** begin Material provided **

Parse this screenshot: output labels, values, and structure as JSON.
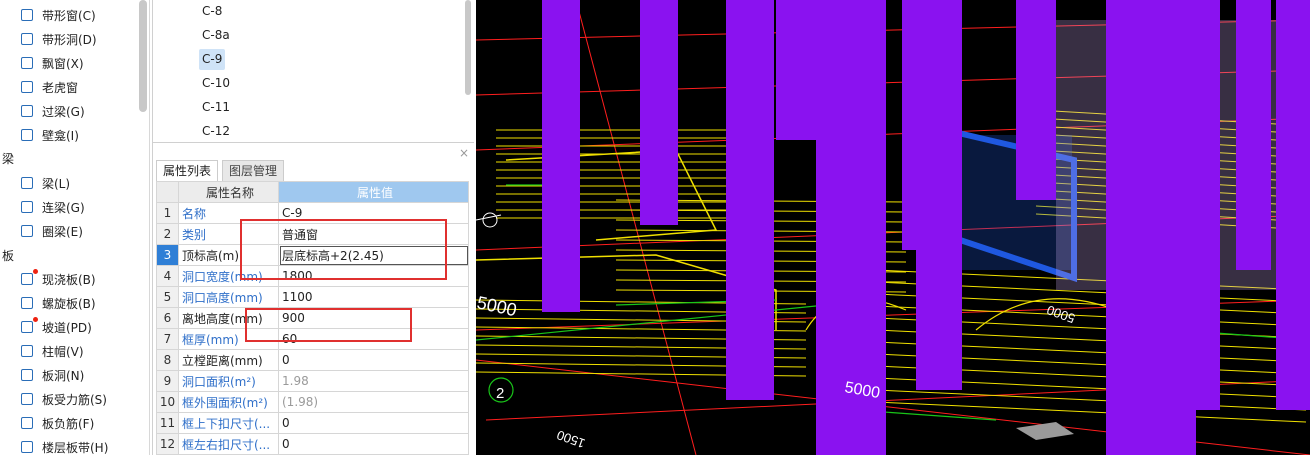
{
  "tree": {
    "items": [
      {
        "label": "带形窗(C)",
        "icon": "strip-window-icon"
      },
      {
        "label": "带形洞(D)",
        "icon": "strip-opening-icon"
      },
      {
        "label": "飘窗(X)",
        "icon": "bay-window-icon"
      },
      {
        "label": "老虎窗",
        "icon": "dormer-icon"
      },
      {
        "label": "过梁(G)",
        "icon": "lintel-icon"
      },
      {
        "label": "壁龛(I)",
        "icon": "niche-icon"
      }
    ],
    "cat_beam": "梁",
    "beams": [
      {
        "label": "梁(L)",
        "icon": "beam-icon"
      },
      {
        "label": "连梁(G)",
        "icon": "coupling-beam-icon"
      },
      {
        "label": "圈梁(E)",
        "icon": "ring-beam-icon"
      }
    ],
    "cat_slab": "板",
    "slabs": [
      {
        "label": "现浇板(B)",
        "icon": "cast-slab-icon",
        "dot": true
      },
      {
        "label": "螺旋板(B)",
        "icon": "spiral-slab-icon",
        "dot": false
      },
      {
        "label": "坡道(PD)",
        "icon": "ramp-icon",
        "dot": true
      },
      {
        "label": "柱帽(V)",
        "icon": "column-cap-icon",
        "dot": false
      },
      {
        "label": "板洞(N)",
        "icon": "slab-hole-icon",
        "dot": false
      },
      {
        "label": "板受力筋(S)",
        "icon": "slab-rebar-icon",
        "dot": false
      },
      {
        "label": "板负筋(F)",
        "icon": "negative-rebar-icon",
        "dot": false
      },
      {
        "label": "楼层板带(H)",
        "icon": "floor-strip-icon",
        "dot": false
      }
    ]
  },
  "components": [
    "C-8",
    "C-8a",
    "C-9",
    "C-10",
    "C-11",
    "C-12"
  ],
  "selected_component": "C-9",
  "tabs": [
    "属性列表",
    "图层管理"
  ],
  "table": {
    "header_name": "属性名称",
    "header_value": "属性值",
    "rows": [
      {
        "n": "1",
        "name": "名称",
        "value": "C-9",
        "blue": true,
        "gray": false
      },
      {
        "n": "2",
        "name": "类别",
        "value": "普通窗",
        "blue": true,
        "gray": false
      },
      {
        "n": "3",
        "name": "顶标高(m)",
        "value": "层底标高+2(2.45)",
        "blue": false,
        "gray": false
      },
      {
        "n": "4",
        "name": "洞口宽度(mm)",
        "value": "1800",
        "blue": true,
        "gray": false
      },
      {
        "n": "5",
        "name": "洞口高度(mm)",
        "value": "1100",
        "blue": true,
        "gray": false
      },
      {
        "n": "6",
        "name": "离地高度(mm)",
        "value": "900",
        "blue": false,
        "gray": false
      },
      {
        "n": "7",
        "name": "框厚(mm)",
        "value": "60",
        "blue": true,
        "gray": false
      },
      {
        "n": "8",
        "name": "立樘距离(mm)",
        "value": "0",
        "blue": false,
        "gray": false
      },
      {
        "n": "9",
        "name": "洞口面积(m²)",
        "value": "1.98",
        "blue": true,
        "gray": true
      },
      {
        "n": "10",
        "name": "框外围面积(m²)",
        "value": "(1.98)",
        "blue": true,
        "gray": true
      },
      {
        "n": "11",
        "name": "框上下扣尺寸(...",
        "value": "0",
        "blue": true,
        "gray": false
      },
      {
        "n": "12",
        "name": "框左右扣尺寸(...",
        "value": "0",
        "blue": true,
        "gray": false
      }
    ]
  },
  "viewport": {
    "labels": {
      "dim_a": "5000",
      "dim_b": "5000",
      "dim_c": "5000",
      "dim_d": "1500",
      "dim_e": "5000",
      "axis_2": "2"
    },
    "colors": {
      "column": "#8a12f0",
      "window": "#1f58e0",
      "grid": "#f0e000",
      "axis": "#ff1e1e",
      "guide": "#19c519",
      "bg": "#000000"
    }
  }
}
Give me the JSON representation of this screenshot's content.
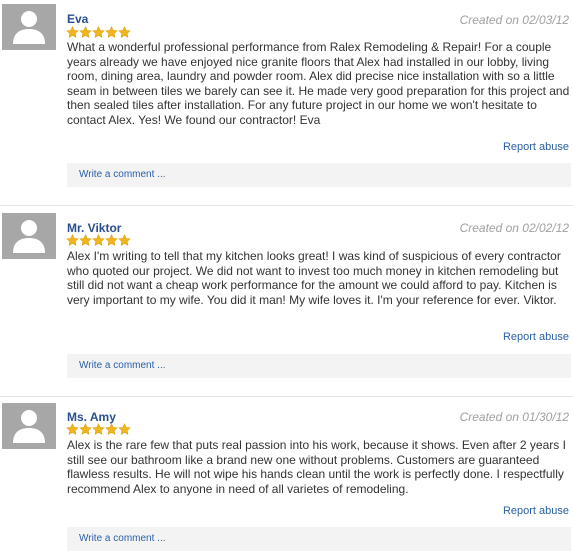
{
  "reviews": [
    {
      "name": "Eva",
      "date": "Created on 02/03/12",
      "rating": 5,
      "text": "What a wonderful professional performance from Ralex Remodeling & Repair! For a couple years already we have enjoyed nice granite floors that Alex had installed in our lobby, living room, dining area, laundry and powder room. Alex did precise nice installation with so a little seam in between tiles we barely can see it. He made very good preparation for this project and then sealed tiles after installation. For any future project in our home we won't hesitate to contact Alex. Yes! We found our contractor! Eva",
      "report_label": "Report abuse",
      "comment_label": "Write a comment ..."
    },
    {
      "name": "Mr. Viktor",
      "date": "Created on 02/02/12",
      "rating": 5,
      "text": "Alex I'm writing to tell that my kitchen looks great! I was kind of suspicious of every contractor who quoted our project. We did not want to invest too much money in kitchen remodeling but still did not want a cheap work performance for the amount we could afford to pay. Kitchen is very important to my wife. You did it man! My wife loves it. I'm your reference for ever. Viktor.",
      "report_label": "Report abuse",
      "comment_label": "Write a comment ..."
    },
    {
      "name": "Ms. Amy",
      "date": "Created on 01/30/12",
      "rating": 5,
      "text": "Alex is the rare few that puts real passion into his work, because it shows. Even after 2 years I still see our bathroom like a brand new one without problems. Customers are guaranteed flawless results. He will not wipe his hands clean until the work is perfectly done. I respectfully recommend Alex to anyone in need of all varietes of remodeling.",
      "report_label": "Report abuse",
      "comment_label": "Write a comment ..."
    }
  ],
  "colors": {
    "name": "#2a4f8f",
    "link": "#2a5fa8",
    "date": "#a0a0a0",
    "star": "#f2b51c",
    "avatar_bg": "#a7a7a7",
    "comment_bg": "#f3f3f3"
  },
  "icons": {
    "avatar": "user-silhouette-icon",
    "rating": "star-icon"
  }
}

** end Material provided **

* What is being asked:
Give only the number of lines in the entries that contain "date".

* Task solution:
4